[Saved entries]
==========

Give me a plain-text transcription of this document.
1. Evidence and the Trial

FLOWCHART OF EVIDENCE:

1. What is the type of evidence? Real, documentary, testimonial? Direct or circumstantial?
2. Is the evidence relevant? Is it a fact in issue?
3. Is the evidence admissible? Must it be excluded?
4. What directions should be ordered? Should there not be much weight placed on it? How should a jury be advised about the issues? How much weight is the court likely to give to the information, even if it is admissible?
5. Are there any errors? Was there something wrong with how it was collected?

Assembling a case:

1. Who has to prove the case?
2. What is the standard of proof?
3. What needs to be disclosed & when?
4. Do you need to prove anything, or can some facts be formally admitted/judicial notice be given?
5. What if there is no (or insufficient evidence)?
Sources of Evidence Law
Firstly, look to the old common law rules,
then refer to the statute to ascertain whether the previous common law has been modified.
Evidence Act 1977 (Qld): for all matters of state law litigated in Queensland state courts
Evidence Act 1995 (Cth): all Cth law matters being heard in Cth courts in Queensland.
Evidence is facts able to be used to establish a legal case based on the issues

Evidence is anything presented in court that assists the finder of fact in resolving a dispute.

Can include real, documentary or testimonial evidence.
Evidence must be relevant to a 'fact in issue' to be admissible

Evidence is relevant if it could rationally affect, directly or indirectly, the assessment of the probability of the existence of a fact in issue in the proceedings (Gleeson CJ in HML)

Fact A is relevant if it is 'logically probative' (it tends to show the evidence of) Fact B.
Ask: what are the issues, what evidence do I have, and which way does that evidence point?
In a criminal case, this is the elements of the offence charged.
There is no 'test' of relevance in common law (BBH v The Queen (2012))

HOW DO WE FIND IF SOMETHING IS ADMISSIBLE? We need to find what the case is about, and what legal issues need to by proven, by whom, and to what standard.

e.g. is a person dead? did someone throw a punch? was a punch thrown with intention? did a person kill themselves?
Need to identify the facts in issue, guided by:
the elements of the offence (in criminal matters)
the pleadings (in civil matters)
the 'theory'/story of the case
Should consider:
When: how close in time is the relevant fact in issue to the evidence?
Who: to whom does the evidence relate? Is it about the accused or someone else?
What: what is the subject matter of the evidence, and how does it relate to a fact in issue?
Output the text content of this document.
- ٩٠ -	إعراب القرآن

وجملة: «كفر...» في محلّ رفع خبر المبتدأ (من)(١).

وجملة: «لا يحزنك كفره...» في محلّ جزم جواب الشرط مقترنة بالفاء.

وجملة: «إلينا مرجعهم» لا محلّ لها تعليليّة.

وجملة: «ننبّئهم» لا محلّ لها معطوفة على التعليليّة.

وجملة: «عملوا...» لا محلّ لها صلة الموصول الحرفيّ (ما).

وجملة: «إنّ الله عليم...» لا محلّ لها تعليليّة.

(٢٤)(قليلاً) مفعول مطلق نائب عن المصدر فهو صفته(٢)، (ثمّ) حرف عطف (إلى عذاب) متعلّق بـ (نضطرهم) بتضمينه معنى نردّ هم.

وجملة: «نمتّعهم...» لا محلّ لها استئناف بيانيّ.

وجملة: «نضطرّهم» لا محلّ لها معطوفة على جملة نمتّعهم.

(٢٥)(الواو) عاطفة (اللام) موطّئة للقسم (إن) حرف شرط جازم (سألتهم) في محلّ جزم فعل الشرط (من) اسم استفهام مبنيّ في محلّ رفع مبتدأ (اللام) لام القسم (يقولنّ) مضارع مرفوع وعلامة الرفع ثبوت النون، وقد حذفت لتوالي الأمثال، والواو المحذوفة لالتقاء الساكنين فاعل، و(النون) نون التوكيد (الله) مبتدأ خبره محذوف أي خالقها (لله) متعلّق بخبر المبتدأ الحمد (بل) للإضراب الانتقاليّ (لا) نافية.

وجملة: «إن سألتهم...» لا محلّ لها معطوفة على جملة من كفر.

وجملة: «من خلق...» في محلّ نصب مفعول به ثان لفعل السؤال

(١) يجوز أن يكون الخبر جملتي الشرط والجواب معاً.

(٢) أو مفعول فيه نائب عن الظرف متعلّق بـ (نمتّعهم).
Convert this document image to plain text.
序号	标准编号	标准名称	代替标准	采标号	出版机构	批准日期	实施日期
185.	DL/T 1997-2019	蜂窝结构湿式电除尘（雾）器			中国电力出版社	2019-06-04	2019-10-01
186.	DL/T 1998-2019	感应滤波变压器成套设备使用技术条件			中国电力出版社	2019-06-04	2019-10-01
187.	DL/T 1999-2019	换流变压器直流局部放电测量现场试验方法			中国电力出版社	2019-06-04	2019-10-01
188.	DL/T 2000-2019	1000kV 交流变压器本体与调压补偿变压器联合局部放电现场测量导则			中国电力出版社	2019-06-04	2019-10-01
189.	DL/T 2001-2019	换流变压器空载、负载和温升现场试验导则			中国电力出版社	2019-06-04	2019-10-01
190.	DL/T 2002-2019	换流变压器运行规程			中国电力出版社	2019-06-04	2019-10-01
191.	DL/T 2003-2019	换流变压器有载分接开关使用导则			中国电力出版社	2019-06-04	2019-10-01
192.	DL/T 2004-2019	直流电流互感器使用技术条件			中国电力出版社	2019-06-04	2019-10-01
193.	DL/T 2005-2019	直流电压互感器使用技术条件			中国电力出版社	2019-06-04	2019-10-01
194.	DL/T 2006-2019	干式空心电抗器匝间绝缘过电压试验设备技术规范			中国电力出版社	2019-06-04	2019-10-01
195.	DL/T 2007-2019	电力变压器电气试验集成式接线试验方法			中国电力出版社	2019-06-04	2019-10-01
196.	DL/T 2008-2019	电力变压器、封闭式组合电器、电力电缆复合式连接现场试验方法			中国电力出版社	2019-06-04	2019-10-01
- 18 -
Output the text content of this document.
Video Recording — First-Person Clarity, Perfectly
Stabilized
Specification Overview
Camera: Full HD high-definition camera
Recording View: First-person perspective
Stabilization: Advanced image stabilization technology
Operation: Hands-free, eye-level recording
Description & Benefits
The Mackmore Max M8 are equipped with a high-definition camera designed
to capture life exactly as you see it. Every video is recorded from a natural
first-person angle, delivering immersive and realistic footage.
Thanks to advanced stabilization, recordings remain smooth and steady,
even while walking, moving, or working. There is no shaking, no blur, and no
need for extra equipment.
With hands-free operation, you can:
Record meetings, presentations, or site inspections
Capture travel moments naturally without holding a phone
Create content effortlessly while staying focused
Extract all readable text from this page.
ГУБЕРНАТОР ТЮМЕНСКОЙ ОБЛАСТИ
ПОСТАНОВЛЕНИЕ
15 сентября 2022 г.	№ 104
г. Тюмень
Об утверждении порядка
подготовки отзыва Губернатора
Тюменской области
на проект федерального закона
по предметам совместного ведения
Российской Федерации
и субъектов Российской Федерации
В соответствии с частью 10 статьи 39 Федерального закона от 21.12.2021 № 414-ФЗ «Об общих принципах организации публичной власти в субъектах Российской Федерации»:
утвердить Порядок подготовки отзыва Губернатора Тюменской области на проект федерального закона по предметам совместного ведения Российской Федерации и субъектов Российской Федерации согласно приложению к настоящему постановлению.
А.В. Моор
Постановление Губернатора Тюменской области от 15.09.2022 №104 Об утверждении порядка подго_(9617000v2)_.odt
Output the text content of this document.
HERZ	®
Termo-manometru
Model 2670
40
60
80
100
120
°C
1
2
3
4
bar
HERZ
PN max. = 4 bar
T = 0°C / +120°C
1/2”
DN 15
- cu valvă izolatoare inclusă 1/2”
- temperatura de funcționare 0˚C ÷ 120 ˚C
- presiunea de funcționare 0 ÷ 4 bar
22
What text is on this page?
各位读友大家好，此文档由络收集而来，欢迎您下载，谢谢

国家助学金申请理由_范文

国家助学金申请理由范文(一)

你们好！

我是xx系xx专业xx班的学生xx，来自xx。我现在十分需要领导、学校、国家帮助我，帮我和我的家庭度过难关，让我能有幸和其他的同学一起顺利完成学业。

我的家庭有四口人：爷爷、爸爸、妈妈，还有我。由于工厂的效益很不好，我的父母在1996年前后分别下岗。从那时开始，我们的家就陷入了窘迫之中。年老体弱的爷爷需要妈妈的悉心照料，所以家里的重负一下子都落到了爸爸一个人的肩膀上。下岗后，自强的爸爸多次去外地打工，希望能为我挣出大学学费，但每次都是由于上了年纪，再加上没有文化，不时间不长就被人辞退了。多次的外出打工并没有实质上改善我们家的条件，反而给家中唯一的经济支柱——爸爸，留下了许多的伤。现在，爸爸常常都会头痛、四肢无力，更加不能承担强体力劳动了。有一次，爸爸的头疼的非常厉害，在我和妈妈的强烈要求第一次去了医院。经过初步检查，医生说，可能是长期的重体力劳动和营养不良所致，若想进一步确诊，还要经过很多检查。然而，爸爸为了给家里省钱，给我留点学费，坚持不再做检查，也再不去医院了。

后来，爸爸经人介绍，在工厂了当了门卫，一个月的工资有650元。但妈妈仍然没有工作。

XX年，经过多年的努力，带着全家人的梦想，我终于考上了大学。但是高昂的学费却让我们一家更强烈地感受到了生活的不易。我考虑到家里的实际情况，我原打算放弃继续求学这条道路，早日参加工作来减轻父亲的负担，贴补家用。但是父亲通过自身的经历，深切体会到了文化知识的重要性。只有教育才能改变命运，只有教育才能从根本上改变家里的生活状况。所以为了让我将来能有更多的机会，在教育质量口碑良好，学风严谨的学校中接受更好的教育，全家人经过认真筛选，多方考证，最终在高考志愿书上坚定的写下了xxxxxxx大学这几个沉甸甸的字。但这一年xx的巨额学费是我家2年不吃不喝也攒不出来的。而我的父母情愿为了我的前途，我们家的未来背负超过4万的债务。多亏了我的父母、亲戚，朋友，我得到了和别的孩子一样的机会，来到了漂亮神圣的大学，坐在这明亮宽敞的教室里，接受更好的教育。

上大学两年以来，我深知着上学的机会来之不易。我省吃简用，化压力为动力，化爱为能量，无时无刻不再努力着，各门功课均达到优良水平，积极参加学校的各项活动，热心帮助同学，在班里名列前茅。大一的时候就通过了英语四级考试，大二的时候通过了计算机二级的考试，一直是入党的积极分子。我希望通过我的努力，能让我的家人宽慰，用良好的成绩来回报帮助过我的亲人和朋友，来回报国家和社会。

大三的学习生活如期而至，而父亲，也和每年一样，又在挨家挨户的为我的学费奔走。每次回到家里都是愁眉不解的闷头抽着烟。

==========

* **Directions for this task**
Find all lines with "Should" in them and copy each one.

* **Solution below**
4. What directions should be ordered? Should there not be much weight placed on it? How should a jury be advised about the issues? How much weight is the court likely to give to the information, even if it is admissible?
Should consider:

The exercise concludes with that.